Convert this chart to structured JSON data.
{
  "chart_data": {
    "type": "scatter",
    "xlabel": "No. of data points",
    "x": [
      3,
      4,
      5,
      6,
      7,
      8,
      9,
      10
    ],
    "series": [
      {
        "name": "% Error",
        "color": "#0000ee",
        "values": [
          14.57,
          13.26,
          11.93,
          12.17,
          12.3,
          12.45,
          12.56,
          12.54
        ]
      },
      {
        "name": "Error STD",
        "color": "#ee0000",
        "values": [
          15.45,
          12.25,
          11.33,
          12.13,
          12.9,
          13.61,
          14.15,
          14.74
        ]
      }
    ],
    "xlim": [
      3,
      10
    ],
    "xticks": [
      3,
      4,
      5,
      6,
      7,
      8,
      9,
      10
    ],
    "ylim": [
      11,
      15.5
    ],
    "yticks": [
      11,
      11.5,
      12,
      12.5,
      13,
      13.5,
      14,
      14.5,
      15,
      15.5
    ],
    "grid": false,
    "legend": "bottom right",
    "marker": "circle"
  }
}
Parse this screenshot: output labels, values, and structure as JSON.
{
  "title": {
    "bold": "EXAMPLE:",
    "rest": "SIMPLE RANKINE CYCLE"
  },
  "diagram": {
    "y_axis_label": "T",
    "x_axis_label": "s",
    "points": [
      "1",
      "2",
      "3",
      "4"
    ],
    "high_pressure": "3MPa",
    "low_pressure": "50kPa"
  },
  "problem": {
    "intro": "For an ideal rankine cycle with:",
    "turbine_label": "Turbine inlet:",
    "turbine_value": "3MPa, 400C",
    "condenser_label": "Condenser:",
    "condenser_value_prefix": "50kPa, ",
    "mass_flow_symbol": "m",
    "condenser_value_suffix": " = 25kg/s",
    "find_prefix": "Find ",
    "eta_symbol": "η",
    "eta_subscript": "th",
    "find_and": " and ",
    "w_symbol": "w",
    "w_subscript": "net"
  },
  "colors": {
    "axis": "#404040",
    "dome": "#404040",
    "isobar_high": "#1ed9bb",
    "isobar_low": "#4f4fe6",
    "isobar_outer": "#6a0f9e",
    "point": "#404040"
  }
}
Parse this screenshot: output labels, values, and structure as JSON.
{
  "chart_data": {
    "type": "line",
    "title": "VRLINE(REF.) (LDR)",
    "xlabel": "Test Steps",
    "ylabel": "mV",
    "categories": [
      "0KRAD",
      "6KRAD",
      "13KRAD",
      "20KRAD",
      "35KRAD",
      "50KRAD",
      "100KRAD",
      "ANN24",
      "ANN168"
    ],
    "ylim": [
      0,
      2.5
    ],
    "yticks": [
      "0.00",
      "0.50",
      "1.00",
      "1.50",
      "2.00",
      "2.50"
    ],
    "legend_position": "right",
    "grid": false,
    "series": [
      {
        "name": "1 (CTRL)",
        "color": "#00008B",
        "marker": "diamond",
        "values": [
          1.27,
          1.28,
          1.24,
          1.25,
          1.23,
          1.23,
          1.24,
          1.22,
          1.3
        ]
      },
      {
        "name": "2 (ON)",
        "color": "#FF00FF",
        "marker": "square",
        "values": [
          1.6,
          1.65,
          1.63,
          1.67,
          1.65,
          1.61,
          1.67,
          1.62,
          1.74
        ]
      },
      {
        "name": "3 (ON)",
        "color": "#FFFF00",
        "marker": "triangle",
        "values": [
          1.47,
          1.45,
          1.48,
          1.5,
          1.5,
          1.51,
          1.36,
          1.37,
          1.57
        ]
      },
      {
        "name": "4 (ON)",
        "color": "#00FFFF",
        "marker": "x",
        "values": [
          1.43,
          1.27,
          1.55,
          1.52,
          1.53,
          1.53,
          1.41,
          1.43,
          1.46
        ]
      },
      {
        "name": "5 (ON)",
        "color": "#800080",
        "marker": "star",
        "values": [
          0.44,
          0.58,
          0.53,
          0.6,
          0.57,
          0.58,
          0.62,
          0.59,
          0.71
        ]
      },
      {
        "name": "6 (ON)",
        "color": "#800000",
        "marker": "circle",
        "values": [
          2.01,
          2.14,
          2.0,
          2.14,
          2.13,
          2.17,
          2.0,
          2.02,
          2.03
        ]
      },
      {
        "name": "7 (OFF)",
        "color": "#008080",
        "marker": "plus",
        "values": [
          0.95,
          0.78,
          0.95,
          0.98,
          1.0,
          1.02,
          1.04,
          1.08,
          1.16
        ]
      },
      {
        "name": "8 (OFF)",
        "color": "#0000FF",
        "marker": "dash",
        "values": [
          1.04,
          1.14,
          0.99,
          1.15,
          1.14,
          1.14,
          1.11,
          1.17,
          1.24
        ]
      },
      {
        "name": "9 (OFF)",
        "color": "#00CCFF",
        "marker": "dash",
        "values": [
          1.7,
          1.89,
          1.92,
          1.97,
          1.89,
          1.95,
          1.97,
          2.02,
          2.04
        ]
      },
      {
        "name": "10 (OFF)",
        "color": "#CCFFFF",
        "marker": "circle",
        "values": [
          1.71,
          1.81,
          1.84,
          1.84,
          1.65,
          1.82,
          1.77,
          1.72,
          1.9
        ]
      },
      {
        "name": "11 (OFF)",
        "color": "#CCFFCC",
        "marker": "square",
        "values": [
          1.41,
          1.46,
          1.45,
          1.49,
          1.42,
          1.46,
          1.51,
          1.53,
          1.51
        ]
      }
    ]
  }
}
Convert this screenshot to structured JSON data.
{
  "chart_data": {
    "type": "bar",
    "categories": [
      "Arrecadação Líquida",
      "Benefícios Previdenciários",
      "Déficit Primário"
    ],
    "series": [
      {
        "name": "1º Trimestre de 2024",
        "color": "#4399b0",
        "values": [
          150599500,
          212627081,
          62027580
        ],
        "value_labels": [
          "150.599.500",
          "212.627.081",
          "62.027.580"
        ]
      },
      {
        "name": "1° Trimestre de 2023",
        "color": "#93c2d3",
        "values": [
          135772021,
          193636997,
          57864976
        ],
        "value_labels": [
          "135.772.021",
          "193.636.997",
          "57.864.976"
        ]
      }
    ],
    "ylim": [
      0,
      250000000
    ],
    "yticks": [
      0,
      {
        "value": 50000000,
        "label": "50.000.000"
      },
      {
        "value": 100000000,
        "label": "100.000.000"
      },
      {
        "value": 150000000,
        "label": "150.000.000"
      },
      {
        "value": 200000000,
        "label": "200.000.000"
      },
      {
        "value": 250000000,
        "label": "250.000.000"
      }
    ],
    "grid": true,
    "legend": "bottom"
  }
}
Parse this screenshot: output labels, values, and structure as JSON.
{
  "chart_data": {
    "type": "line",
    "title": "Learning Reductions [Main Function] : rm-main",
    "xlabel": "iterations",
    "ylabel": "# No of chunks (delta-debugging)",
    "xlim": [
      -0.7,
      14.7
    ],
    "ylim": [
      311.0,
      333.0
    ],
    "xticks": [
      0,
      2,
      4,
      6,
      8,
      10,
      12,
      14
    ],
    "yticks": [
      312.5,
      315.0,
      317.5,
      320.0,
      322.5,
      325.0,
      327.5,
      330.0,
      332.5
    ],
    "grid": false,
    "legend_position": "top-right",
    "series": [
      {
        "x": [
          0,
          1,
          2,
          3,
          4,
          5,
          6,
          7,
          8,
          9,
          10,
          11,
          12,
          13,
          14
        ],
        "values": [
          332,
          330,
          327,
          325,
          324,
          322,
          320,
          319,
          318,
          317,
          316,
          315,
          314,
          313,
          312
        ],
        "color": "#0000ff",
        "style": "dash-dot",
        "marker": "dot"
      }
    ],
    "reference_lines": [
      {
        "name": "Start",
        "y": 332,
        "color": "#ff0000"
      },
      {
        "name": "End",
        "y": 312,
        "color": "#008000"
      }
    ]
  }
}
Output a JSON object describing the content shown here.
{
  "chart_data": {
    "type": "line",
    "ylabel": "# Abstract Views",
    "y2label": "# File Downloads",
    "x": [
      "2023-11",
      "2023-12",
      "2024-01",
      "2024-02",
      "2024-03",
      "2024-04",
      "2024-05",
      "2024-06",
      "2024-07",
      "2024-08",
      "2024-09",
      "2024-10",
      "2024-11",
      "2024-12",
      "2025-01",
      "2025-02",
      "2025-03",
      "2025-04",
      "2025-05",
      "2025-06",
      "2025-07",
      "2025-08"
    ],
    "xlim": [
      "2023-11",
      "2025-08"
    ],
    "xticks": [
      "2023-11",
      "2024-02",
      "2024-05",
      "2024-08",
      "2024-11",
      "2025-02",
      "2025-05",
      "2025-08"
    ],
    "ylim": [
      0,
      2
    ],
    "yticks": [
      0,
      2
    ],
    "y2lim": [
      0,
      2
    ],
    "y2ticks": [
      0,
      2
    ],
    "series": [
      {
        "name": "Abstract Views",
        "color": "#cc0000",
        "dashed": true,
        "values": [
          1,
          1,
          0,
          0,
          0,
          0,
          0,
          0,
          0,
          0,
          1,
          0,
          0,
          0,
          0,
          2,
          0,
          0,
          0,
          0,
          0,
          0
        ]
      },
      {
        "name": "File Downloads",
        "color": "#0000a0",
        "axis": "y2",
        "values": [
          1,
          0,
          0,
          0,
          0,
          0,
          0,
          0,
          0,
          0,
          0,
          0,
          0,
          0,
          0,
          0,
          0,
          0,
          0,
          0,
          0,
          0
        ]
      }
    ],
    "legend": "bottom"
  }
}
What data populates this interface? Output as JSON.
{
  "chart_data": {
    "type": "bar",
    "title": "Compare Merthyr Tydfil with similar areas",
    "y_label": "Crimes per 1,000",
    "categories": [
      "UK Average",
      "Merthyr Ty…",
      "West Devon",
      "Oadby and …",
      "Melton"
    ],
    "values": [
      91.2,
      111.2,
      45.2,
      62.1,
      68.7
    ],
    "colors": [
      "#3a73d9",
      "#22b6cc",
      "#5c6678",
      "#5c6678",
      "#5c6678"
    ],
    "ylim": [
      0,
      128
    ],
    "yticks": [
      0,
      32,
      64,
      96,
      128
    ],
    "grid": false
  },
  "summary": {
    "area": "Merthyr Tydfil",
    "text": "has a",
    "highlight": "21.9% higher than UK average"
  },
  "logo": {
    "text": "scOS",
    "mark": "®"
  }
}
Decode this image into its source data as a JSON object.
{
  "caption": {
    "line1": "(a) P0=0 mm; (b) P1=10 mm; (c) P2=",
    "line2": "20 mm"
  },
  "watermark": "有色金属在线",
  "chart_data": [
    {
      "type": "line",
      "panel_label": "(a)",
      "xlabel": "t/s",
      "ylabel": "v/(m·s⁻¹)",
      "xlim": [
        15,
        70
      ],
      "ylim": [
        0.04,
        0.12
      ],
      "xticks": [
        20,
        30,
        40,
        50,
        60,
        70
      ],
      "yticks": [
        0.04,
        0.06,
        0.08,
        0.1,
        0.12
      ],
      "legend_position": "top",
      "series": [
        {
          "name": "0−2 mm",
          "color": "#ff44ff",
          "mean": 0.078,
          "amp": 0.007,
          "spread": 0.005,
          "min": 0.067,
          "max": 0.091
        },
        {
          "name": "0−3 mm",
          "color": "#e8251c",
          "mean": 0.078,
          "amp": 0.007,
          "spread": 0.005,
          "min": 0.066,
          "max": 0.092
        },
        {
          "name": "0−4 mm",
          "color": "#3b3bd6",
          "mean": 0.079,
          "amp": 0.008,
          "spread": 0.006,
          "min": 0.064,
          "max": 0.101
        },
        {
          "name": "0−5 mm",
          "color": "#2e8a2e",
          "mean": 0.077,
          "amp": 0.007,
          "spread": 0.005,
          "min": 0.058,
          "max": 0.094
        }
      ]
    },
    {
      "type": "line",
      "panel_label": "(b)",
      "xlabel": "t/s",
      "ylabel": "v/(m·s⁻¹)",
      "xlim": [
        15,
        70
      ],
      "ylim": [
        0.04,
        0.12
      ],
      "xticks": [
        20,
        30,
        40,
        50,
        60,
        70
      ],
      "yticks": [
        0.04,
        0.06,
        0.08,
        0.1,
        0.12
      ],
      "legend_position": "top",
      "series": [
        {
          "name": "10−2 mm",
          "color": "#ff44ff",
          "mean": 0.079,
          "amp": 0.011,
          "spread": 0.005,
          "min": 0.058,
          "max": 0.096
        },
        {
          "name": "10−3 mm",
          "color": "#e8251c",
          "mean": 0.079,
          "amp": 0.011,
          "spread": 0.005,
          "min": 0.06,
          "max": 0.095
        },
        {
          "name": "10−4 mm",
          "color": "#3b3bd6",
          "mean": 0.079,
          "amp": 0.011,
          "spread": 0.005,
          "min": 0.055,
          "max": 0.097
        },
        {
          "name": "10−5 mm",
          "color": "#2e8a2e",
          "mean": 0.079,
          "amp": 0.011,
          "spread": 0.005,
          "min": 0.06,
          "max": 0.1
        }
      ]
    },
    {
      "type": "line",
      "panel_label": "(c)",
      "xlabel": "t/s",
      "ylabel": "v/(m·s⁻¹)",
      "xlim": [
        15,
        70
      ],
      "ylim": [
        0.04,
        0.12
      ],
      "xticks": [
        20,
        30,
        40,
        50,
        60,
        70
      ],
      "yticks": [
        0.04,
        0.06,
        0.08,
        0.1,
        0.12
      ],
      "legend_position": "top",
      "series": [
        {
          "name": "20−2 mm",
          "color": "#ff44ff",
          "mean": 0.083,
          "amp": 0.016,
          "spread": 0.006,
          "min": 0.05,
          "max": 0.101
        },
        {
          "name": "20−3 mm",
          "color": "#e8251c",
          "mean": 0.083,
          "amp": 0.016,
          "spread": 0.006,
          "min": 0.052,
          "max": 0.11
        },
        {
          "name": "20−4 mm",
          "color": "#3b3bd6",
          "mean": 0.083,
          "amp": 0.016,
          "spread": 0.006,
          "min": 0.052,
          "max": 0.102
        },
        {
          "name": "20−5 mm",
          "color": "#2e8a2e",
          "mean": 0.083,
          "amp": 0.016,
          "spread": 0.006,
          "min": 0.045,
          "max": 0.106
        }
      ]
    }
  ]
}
_____
■ WHAT NEEDS TO BE DONE: Scan the material above. Copy each line that holds the word "object".

■ ANSWER TO THE PROBLEM:
Output a JSON object describing the content shown here.
Decode this image into its source data as a JSON object.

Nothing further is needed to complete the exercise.